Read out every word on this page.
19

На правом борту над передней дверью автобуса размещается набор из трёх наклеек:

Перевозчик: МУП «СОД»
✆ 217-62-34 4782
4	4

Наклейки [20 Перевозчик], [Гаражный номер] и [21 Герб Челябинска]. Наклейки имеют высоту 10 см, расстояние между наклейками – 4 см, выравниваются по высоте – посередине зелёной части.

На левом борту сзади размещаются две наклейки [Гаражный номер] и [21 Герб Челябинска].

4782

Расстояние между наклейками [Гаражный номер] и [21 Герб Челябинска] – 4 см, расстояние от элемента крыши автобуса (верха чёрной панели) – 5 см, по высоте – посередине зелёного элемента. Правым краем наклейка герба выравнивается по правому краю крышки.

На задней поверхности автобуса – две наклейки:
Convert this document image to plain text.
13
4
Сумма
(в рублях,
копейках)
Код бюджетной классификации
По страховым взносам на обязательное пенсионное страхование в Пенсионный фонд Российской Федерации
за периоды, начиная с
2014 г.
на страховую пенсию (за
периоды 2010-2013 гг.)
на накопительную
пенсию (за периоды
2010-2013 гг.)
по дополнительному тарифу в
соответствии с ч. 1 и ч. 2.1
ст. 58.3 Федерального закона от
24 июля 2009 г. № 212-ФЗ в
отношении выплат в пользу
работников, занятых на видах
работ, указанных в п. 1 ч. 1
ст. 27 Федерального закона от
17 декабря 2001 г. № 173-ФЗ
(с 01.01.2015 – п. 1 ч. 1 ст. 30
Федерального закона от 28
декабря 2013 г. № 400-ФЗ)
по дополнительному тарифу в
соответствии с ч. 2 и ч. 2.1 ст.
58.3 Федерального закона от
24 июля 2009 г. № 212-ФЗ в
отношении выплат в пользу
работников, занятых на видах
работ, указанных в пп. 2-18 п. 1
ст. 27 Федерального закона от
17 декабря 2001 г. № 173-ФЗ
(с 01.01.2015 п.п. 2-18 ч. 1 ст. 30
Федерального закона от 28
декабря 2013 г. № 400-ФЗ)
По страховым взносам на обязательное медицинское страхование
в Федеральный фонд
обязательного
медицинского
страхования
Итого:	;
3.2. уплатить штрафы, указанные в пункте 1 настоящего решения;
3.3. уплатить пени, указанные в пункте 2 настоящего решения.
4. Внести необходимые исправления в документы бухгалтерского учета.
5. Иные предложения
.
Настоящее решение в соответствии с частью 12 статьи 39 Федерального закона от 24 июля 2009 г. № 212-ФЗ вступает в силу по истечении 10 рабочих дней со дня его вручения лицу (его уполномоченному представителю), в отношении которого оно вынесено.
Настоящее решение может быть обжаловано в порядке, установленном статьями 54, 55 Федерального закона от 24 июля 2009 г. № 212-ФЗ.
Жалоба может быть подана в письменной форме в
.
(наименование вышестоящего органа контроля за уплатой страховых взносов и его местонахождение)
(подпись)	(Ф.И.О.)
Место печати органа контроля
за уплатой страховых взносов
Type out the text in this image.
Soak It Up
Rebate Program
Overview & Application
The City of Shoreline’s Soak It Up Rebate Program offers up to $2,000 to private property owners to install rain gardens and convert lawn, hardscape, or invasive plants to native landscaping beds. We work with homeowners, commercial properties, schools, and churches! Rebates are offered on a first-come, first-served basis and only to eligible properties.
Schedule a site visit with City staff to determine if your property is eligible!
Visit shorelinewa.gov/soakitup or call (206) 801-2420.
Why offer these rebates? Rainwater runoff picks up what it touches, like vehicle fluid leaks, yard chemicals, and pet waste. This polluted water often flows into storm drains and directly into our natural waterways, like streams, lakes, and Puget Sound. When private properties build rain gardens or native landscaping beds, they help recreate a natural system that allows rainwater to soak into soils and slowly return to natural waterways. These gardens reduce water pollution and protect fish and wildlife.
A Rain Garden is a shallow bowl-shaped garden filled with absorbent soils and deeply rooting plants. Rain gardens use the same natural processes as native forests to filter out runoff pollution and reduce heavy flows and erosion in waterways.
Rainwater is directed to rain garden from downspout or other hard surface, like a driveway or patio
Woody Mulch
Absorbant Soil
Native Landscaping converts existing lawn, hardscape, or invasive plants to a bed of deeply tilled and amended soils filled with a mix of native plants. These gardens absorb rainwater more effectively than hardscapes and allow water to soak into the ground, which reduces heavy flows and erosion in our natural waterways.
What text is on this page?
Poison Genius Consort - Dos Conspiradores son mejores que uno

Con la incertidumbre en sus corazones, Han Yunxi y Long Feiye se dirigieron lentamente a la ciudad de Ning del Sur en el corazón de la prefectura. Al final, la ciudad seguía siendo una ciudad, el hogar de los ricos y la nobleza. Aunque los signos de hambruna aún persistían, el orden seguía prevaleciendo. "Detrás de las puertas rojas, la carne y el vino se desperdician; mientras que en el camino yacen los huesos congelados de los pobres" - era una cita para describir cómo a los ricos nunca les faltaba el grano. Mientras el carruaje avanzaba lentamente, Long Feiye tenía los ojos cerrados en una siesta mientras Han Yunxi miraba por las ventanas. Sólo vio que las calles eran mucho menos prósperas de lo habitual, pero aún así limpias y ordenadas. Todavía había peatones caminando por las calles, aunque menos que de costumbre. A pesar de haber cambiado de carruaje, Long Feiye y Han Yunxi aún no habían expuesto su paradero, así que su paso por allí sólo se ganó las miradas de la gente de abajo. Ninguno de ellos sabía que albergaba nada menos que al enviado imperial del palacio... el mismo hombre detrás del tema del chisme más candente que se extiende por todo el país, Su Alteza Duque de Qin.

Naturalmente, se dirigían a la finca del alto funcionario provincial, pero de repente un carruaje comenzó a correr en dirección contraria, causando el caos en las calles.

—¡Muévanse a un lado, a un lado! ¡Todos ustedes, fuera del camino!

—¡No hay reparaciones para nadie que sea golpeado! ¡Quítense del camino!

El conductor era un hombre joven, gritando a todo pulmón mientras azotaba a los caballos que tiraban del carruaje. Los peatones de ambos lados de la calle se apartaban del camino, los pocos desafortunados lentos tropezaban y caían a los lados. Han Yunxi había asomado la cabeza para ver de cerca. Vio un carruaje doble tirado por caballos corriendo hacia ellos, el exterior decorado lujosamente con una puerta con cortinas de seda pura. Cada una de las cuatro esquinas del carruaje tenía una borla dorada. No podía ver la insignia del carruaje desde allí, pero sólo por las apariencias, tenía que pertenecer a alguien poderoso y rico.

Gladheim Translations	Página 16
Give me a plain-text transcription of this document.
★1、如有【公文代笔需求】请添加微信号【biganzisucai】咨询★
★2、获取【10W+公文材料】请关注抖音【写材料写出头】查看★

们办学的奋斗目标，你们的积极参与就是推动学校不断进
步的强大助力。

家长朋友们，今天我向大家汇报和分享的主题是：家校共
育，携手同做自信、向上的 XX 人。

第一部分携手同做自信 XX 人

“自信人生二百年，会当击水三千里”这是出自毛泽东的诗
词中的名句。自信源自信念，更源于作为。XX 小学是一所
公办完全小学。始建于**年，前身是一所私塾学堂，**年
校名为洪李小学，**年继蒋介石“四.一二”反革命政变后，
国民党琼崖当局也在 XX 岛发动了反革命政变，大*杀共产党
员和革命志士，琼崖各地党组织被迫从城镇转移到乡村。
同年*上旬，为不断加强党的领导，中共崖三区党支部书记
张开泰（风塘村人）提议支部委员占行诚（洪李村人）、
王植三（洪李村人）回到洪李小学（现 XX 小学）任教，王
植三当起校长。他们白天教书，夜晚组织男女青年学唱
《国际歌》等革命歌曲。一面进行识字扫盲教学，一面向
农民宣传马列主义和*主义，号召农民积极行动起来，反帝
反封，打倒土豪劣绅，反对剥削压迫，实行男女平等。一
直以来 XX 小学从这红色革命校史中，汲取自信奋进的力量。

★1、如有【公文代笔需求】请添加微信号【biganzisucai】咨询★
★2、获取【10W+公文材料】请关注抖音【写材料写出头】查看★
━━━━━━━━━━━━━━━━━━━━━━━━━━━━━━
## TASK
List every line from the entries above in which "указанные" appears.

## THE RESULT
3.2. уплатить штрафы, указанные в пункте 1 настоящего решения;
3.3. уплатить пени, указанные в пункте 2 настоящего решения.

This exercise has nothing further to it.